REQUIREMENT = Lines containing the string "folder" are to be counted; report the total by itself.

⁂

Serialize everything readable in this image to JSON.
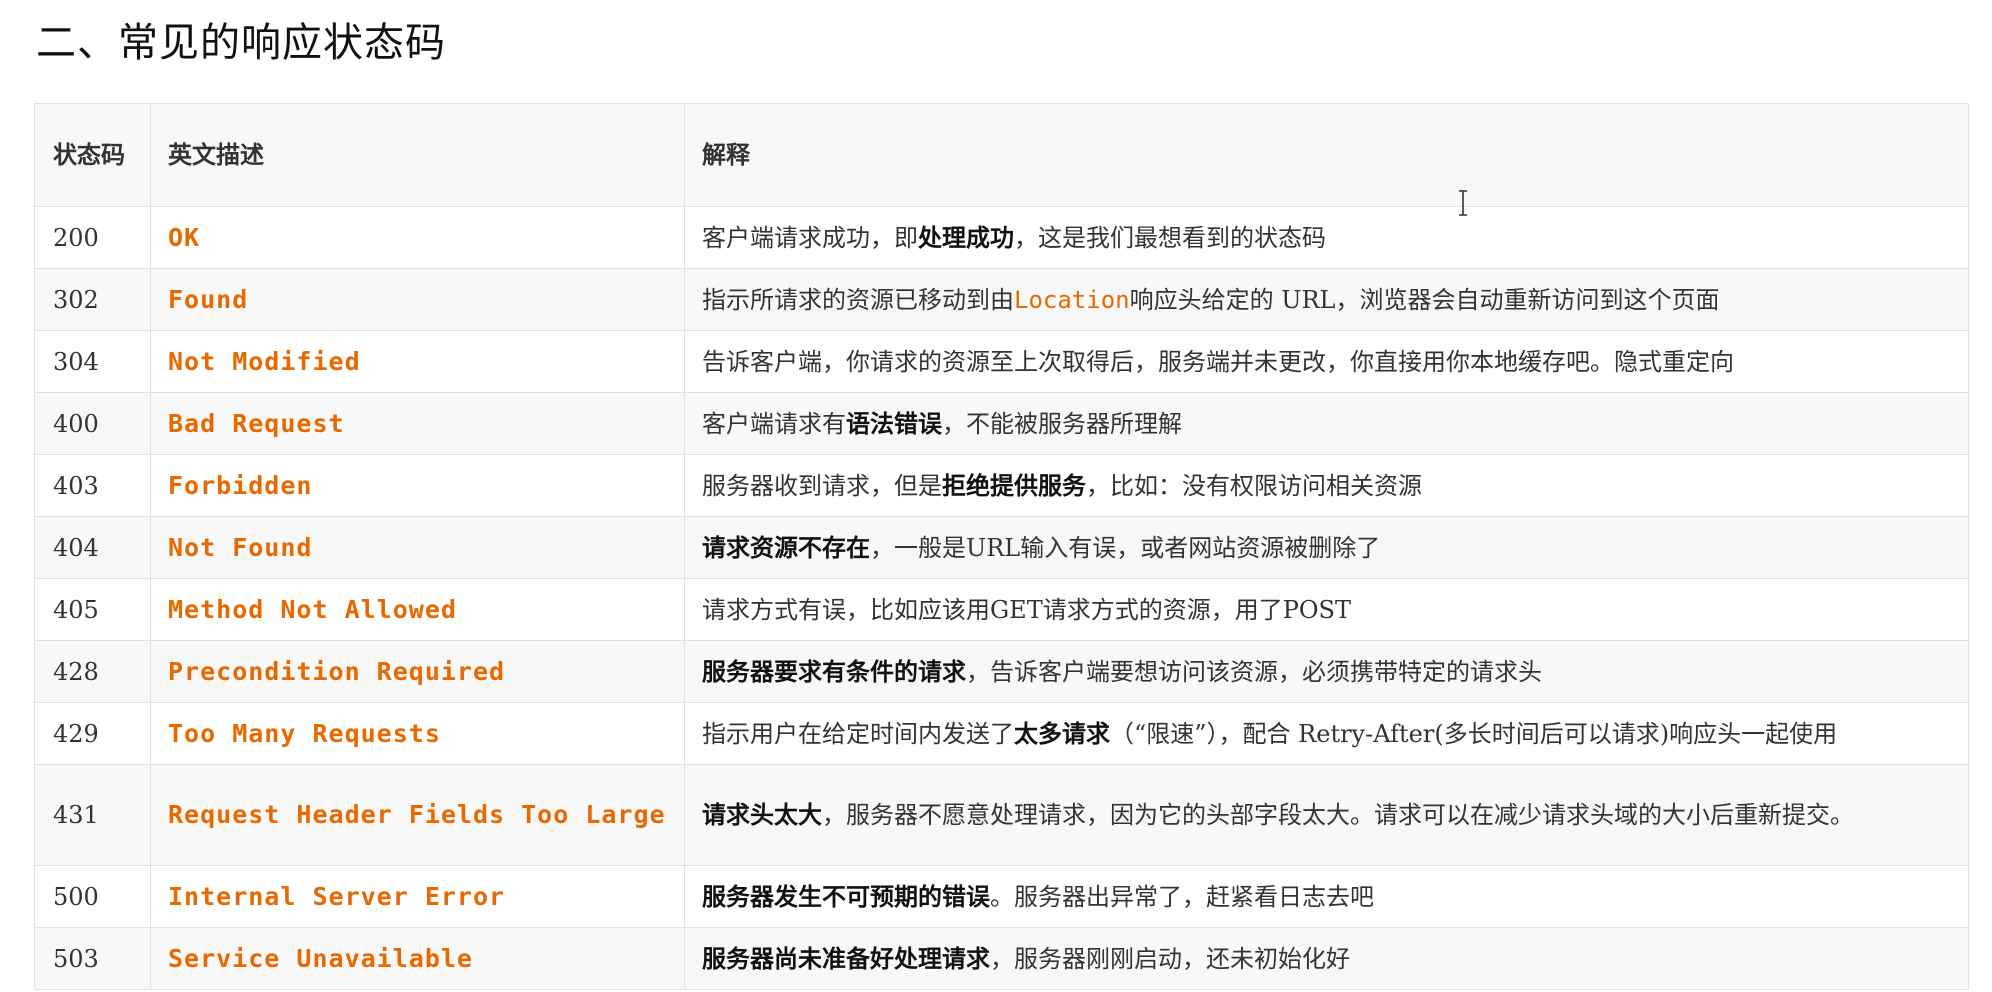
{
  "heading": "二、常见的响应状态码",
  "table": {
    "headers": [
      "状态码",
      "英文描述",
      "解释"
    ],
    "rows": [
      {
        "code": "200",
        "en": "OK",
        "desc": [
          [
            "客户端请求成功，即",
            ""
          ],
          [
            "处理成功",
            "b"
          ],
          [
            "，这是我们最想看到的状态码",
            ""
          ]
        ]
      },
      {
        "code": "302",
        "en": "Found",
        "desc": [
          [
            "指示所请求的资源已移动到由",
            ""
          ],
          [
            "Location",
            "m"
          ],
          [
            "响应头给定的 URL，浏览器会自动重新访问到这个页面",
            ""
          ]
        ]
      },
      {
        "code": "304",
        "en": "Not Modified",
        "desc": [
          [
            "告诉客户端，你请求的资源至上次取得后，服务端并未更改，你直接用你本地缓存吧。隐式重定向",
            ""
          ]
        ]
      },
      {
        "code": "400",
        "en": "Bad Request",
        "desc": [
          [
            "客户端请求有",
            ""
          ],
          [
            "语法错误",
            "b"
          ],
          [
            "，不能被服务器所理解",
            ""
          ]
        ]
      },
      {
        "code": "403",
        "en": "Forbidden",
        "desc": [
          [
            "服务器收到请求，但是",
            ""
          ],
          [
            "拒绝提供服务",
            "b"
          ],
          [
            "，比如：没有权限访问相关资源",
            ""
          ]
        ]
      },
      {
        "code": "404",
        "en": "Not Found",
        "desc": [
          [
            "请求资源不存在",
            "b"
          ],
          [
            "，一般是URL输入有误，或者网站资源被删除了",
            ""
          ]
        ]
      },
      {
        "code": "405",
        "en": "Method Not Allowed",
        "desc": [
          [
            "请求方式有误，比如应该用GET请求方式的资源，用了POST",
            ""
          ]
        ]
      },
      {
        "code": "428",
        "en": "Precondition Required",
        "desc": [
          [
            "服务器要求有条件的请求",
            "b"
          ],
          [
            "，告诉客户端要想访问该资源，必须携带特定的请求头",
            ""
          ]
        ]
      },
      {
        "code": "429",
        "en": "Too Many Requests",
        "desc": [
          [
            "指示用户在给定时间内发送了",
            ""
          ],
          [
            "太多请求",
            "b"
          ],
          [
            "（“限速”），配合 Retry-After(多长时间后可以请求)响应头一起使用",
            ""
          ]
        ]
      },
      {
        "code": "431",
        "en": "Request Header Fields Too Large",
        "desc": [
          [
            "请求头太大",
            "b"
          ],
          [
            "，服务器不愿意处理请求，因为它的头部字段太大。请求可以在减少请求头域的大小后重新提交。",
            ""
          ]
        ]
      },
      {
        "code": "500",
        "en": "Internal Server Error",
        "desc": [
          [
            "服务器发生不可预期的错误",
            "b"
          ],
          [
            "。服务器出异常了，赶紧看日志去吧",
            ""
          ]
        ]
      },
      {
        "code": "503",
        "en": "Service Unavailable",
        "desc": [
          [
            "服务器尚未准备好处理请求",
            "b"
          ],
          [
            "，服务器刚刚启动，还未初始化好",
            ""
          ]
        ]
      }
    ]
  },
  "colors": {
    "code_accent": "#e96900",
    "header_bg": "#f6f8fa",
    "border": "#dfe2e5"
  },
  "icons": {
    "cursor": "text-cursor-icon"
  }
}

⁂

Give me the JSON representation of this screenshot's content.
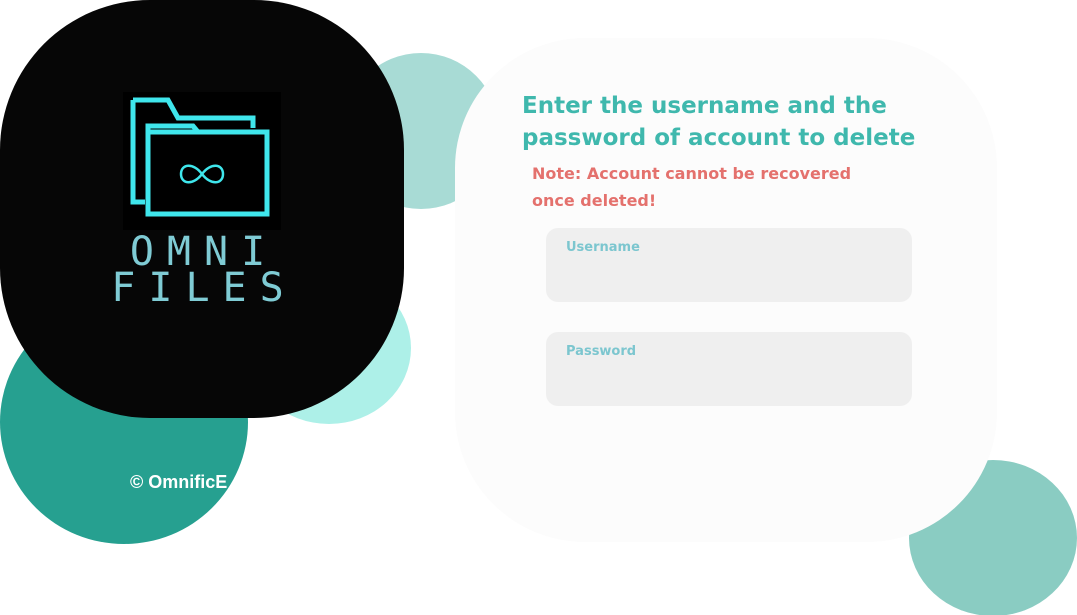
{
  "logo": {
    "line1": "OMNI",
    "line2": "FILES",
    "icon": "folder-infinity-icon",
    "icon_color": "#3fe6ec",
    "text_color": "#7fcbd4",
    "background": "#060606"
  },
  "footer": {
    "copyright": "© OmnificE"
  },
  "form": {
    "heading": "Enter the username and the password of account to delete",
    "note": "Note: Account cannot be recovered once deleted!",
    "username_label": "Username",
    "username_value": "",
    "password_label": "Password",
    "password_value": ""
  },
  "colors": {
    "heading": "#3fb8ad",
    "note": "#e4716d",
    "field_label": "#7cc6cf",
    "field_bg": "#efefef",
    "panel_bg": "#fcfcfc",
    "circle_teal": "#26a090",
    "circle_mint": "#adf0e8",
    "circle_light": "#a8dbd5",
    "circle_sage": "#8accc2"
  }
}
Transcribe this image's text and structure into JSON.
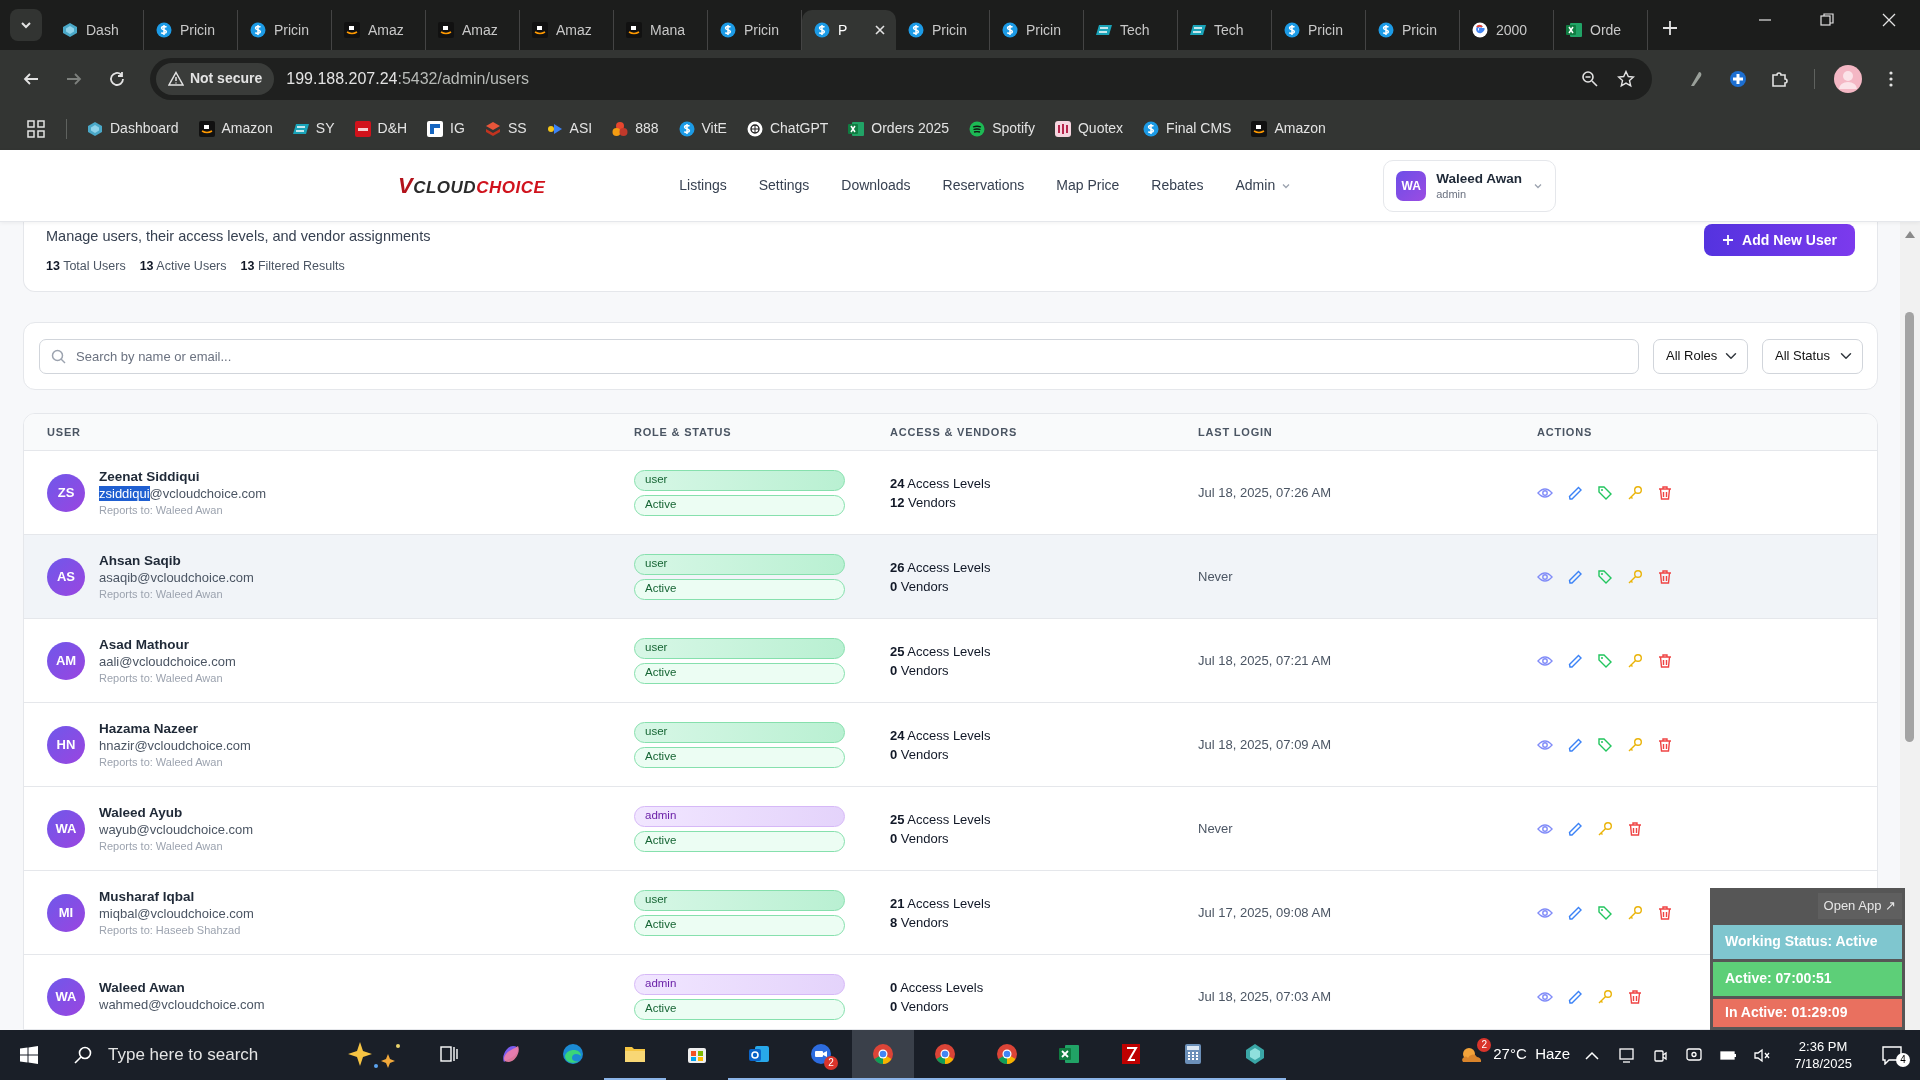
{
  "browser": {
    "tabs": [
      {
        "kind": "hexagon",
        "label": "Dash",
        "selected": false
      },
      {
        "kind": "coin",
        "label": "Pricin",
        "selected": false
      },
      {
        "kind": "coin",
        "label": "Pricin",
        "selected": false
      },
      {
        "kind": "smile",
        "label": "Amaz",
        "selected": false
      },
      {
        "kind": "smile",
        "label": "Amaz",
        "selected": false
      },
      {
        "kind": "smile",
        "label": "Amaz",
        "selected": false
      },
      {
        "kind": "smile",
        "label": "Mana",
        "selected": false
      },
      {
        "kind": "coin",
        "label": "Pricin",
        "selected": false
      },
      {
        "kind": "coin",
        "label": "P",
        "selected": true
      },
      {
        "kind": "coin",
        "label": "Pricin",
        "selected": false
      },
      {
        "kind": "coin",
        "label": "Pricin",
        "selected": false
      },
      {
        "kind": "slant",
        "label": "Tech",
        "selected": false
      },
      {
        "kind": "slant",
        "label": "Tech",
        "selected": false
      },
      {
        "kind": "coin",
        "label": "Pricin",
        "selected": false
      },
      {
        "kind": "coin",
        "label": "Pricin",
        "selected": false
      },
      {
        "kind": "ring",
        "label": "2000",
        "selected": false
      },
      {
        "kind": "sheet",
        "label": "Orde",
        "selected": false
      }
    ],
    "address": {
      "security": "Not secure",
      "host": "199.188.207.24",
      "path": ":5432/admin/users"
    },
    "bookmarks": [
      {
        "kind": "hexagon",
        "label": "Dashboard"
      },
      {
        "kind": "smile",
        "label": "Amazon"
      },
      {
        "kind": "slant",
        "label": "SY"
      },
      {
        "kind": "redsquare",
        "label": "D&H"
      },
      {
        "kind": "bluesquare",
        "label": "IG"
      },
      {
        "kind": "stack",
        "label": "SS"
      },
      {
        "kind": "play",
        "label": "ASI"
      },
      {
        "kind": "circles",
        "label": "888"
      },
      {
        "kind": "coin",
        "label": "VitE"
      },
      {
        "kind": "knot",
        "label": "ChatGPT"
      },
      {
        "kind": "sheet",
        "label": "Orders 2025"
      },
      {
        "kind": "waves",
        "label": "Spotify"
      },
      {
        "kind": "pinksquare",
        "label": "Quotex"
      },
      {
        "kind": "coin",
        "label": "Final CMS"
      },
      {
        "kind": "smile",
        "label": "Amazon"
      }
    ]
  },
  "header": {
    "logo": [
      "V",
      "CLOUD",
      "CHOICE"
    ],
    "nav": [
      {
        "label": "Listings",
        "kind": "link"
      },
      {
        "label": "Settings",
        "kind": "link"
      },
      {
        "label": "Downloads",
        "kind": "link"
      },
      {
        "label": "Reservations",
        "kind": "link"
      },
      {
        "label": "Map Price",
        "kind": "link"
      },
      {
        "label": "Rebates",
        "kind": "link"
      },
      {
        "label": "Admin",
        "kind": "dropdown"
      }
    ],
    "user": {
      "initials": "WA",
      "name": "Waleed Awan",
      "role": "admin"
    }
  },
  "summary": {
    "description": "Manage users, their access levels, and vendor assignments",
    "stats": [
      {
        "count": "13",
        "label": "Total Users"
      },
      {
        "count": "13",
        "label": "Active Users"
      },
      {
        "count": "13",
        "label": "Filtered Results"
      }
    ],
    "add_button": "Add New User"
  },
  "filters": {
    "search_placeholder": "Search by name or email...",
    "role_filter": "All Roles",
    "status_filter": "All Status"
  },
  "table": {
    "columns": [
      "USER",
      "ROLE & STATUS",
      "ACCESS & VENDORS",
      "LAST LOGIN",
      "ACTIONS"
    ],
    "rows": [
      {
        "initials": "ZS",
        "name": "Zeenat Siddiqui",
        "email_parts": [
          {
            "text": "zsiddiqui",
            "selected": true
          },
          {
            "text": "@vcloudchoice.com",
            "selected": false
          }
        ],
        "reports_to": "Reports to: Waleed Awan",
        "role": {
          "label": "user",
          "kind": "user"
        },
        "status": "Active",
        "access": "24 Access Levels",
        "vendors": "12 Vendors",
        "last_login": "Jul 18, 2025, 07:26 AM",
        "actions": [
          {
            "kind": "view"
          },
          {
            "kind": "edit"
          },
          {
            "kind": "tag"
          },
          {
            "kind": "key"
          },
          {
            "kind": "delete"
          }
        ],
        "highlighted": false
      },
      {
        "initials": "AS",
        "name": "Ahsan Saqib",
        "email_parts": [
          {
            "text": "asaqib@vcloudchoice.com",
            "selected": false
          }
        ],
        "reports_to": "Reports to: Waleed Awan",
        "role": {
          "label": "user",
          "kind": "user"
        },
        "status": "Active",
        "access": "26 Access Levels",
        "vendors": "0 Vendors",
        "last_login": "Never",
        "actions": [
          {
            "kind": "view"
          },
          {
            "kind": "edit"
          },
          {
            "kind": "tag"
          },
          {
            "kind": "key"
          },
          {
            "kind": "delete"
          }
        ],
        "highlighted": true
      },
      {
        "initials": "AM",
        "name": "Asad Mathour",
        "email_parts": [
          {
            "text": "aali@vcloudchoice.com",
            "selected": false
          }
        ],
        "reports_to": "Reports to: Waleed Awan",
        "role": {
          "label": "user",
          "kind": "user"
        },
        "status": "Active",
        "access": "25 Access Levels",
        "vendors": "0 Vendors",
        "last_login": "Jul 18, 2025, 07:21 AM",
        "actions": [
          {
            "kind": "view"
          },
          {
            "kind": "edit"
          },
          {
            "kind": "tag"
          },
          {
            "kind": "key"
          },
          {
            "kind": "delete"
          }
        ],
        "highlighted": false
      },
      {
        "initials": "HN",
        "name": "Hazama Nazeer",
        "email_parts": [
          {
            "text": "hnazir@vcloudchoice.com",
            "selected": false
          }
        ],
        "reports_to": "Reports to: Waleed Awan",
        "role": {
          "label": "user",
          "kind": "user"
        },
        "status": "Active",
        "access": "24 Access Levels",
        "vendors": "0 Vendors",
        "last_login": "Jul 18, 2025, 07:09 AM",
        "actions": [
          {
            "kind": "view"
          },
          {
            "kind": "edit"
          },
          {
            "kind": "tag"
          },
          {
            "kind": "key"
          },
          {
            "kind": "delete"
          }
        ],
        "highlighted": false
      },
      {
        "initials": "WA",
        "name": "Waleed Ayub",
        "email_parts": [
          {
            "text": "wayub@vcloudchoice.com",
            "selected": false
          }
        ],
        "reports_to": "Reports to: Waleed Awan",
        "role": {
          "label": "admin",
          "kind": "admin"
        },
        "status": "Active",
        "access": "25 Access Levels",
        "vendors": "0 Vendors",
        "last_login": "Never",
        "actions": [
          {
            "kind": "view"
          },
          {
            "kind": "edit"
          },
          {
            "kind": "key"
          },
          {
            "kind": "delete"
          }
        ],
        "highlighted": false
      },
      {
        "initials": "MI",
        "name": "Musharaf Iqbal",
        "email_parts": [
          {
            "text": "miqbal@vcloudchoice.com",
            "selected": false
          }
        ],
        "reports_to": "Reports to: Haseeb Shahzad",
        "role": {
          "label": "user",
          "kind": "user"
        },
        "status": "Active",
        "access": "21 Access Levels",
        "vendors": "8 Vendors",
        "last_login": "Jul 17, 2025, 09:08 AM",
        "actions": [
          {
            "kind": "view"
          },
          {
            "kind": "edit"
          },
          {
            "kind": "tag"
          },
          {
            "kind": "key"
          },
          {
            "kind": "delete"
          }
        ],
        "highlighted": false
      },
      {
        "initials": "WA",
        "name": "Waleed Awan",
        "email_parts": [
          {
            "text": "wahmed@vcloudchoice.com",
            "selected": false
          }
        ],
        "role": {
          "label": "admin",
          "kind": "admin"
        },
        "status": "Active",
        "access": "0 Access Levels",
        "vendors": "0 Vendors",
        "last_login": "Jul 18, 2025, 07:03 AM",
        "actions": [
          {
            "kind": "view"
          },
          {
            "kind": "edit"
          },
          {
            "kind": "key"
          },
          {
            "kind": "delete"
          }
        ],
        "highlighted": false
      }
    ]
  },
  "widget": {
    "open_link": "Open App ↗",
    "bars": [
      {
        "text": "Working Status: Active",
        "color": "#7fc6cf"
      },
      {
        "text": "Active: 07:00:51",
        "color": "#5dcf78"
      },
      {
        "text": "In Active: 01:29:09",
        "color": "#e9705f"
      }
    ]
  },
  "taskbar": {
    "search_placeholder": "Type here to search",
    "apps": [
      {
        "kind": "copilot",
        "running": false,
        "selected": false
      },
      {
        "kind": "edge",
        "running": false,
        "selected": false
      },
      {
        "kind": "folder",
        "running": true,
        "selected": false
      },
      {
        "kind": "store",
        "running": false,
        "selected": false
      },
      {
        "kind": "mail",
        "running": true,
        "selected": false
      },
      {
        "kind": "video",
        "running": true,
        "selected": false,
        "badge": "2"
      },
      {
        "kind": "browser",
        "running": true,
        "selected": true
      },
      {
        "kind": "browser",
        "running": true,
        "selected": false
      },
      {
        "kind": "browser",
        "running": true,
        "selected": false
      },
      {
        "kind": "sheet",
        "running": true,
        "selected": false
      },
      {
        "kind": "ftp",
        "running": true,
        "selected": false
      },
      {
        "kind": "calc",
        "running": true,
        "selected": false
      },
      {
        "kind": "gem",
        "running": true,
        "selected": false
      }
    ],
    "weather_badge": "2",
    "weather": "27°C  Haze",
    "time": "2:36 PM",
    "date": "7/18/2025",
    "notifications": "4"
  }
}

⁂

TASK ANSWER = 2